- TASK DETAILS
Return each entry exactly, omitting nothing.
▼
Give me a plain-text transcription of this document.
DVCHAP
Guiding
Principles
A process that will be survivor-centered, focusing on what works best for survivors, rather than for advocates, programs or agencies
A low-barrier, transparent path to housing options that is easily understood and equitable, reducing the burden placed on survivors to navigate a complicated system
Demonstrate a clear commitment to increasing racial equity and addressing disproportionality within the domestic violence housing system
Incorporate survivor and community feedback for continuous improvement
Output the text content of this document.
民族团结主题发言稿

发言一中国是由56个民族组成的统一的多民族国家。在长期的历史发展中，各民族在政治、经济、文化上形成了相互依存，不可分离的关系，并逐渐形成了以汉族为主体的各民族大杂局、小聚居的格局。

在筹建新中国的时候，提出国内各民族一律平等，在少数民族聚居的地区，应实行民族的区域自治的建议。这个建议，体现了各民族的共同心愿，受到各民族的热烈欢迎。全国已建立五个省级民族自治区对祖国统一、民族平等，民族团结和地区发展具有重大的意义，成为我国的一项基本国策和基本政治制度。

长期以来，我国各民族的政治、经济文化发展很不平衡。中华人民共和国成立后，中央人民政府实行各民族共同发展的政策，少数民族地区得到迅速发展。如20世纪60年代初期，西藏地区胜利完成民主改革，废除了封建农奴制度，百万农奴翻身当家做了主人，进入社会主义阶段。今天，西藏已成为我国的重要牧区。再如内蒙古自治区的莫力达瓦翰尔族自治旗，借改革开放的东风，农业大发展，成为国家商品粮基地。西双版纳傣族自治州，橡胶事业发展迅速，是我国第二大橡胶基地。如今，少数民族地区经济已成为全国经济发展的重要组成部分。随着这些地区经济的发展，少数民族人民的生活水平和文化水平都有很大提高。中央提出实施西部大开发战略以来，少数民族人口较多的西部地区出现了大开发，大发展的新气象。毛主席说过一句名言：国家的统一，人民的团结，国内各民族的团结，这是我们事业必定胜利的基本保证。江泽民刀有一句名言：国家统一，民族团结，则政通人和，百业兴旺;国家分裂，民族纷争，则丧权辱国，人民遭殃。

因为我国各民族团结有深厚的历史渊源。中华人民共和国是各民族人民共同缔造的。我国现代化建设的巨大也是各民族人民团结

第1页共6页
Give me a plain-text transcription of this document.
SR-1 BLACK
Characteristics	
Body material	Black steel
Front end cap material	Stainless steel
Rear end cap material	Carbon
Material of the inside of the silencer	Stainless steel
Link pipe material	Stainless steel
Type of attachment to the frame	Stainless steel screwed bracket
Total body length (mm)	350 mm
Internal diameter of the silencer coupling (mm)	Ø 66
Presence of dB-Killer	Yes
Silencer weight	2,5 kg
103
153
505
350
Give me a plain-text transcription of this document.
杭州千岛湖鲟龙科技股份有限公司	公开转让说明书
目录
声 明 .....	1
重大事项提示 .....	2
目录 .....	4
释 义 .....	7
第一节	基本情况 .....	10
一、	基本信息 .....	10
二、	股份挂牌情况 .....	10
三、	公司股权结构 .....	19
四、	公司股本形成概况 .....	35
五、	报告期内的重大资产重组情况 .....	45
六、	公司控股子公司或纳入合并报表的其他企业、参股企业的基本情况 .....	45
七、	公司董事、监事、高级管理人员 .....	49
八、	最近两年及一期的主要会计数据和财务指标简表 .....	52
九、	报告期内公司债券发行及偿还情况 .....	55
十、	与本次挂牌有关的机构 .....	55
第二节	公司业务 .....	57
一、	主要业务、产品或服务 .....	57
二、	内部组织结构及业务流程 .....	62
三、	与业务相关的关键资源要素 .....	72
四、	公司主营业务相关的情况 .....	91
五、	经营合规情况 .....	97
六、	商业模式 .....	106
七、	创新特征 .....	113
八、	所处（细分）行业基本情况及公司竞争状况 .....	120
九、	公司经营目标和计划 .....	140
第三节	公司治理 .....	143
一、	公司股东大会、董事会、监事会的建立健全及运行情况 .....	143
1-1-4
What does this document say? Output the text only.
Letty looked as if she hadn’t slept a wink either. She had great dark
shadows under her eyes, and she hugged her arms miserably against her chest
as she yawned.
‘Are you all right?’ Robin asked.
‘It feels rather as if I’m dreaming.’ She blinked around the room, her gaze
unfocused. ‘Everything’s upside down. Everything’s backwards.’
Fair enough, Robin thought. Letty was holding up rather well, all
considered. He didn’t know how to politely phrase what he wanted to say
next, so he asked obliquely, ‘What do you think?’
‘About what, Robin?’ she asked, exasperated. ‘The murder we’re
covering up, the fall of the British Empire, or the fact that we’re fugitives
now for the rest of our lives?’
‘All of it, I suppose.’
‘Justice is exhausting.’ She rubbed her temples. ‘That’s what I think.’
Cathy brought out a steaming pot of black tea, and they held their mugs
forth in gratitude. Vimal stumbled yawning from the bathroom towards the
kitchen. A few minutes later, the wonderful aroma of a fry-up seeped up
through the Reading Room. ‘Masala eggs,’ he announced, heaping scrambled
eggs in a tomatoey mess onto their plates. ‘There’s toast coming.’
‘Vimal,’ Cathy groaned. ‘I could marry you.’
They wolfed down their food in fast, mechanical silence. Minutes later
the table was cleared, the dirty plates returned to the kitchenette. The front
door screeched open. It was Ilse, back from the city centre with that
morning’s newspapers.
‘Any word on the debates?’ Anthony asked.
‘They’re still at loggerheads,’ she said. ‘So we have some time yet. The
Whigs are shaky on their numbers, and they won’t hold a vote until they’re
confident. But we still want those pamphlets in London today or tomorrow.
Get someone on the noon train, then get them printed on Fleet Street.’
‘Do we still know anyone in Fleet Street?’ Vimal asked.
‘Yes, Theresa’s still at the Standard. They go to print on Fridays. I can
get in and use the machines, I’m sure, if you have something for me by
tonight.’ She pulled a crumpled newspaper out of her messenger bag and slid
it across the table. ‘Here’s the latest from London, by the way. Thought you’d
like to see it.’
▲
- PROBLEM SOLUTION
Give me a plain-text transcription of this document.
DVCHAP
Guiding
Principles
A process that will be survivor-centered, focusing on what works best for survivors, rather than for advocates, programs or agencies
A low-barrier, transparent path to housing options that is easily understood and equitable, reducing the burden placed on survivors to navigate a complicated system
Demonstrate a clear commitment to increasing racial equity and addressing disproportionality within the domestic violence housing system
Incorporate survivor and community feedback for continuous improvement
Output the text content of this document.
民族团结主题发言稿

发言一中国是由56个民族组成的统一的多民族国家。在长期的历史发展中，各民族在政治、经济、文化上形成了相互依存，不可分离的关系，并逐渐形成了以汉族为主体的各民族大杂局、小聚居的格局。

在筹建新中国的时候，提出国内各民族一律平等，在少数民族聚居的地区，应实行民族的区域自治的建议。这个建议，体现了各民族的共同心愿，受到各民族的热烈欢迎。全国已建立五个省级民族自治区对祖国统一、民族平等，民族团结和地区发展具有重大的意义，成为我国的一项基本国策和基本政治制度。

长期以来，我国各民族的政治、经济文化发展很不平衡。中华人民共和国成立后，中央人民政府实行各民族共同发展的政策，少数民族地区得到迅速发展。如20世纪60年代初期，西藏地区胜利完成民主改革，废除了封建农奴制度，百万农奴翻身当家做了主人，进入社会主义阶段。今天，西藏已成为我国的重要牧区。再如内蒙古自治区的莫力达瓦翰尔族自治旗，借改革开放的东风，农业大发展，成为国家商品粮基地。西双版纳傣族自治州，橡胶事业发展迅速，是我国第二大橡胶基地。如今，少数民族地区经济已成为全国经济发展的重要组成部分。随着这些地区经济的发展，少数民族人民的生活水平和文化水平都有很大提高。中央提出实施西部大开发战略以来，少数民族人口较多的西部地区出现了大开发，大发展的新气象。毛主席说过一句名言：国家的统一，人民的团结，国内各民族的团结，这是我们事业必定胜利的基本保证。江泽民刀有一句名言：国家统一，民族团结，则政通人和，百业兴旺;国家分裂，民族纷争，则丧权辱国，人民遭殃。

因为我国各民族团结有深厚的历史渊源。中华人民共和国是各民族人民共同缔造的。我国现代化建设的巨大也是各民族人民团结

第1页共6页
Give me a plain-text transcription of this document.
SR-1 BLACK
Characteristics	
Body material	Black steel
Front end cap material	Stainless steel
Rear end cap material	Carbon
Material of the inside of the silencer	Stainless steel
Link pipe material	Stainless steel
Type of attachment to the frame	Stainless steel screwed bracket
Total body length (mm)	350 mm
Internal diameter of the silencer coupling (mm)	Ø 66
Presence of dB-Killer	Yes
Silencer weight	2,5 kg
103
153
505
350
Give me a plain-text transcription of this document.
杭州千岛湖鲟龙科技股份有限公司	公开转让说明书
目录
声 明 .....	1
重大事项提示 .....	2
目录 .....	4
释 义 .....	7
第一节	基本情况 .....	10
一、	基本信息 .....	10
二、	股份挂牌情况 .....	10
三、	公司股权结构 .....	19
四、	公司股本形成概况 .....	35
五、	报告期内的重大资产重组情况 .....	45
六、	公司控股子公司或纳入合并报表的其他企业、参股企业的基本情况 .....	45
七、	公司董事、监事、高级管理人员 .....	49
八、	最近两年及一期的主要会计数据和财务指标简表 .....	52
九、	报告期内公司债券发行及偿还情况 .....	55
十、	与本次挂牌有关的机构 .....	55
第二节	公司业务 .....	57
一、	主要业务、产品或服务 .....	57
二、	内部组织结构及业务流程 .....	62
三、	与业务相关的关键资源要素 .....	72
四、	公司主营业务相关的情况 .....	91
五、	经营合规情况 .....	97
六、	商业模式 .....	106
七、	创新特征 .....	113
八、	所处（细分）行业基本情况及公司竞争状况 .....	120
九、	公司经营目标和计划 .....	140
第三节	公司治理 .....	143
一、	公司股东大会、董事会、监事会的建立健全及运行情况 .....	143
1-1-4
What does this document say? Output the text only.
Letty looked as if she hadn’t slept a wink either. She had great dark
shadows under her eyes, and she hugged her arms miserably against her chest
as she yawned.
‘Are you all right?’ Robin asked.
‘It feels rather as if I’m dreaming.’ She blinked around the room, her gaze
unfocused. ‘Everything’s upside down. Everything’s backwards.’
Fair enough, Robin thought. Letty was holding up rather well, all
considered. He didn’t know how to politely phrase what he wanted to say
next, so he asked obliquely, ‘What do you think?’
‘About what, Robin?’ she asked, exasperated. ‘The murder we’re
covering up, the fall of the British Empire, or the fact that we’re fugitives
now for the rest of our lives?’
‘All of it, I suppose.’
‘Justice is exhausting.’ She rubbed her temples. ‘That’s what I think.’
Cathy brought out a steaming pot of black tea, and they held their mugs
forth in gratitude. Vimal stumbled yawning from the bathroom towards the
kitchen. A few minutes later, the wonderful aroma of a fry-up seeped up
through the Reading Room. ‘Masala eggs,’ he announced, heaping scrambled
eggs in a tomatoey mess onto their plates. ‘There’s toast coming.’
‘Vimal,’ Cathy groaned. ‘I could marry you.’
They wolfed down their food in fast, mechanical silence. Minutes later
the table was cleared, the dirty plates returned to the kitchenette. The front
door screeched open. It was Ilse, back from the city centre with that
morning’s newspapers.
‘Any word on the debates?’ Anthony asked.
‘They’re still at loggerheads,’ she said. ‘So we have some time yet. The
Whigs are shaky on their numbers, and they won’t hold a vote until they’re
confident. But we still want those pamphlets in London today or tomorrow.
Get someone on the noon train, then get them printed on Fleet Street.’
‘Do we still know anyone in Fleet Street?’ Vimal asked.
‘Yes, Theresa’s still at the Standard. They go to print on Fridays. I can
get in and use the machines, I’m sure, if you have something for me by
tonight.’ She pulled a crumpled newspaper out of her messenger bag and slid
it across the table. ‘Here’s the latest from London, by the way. Thought you’d
like to see it.’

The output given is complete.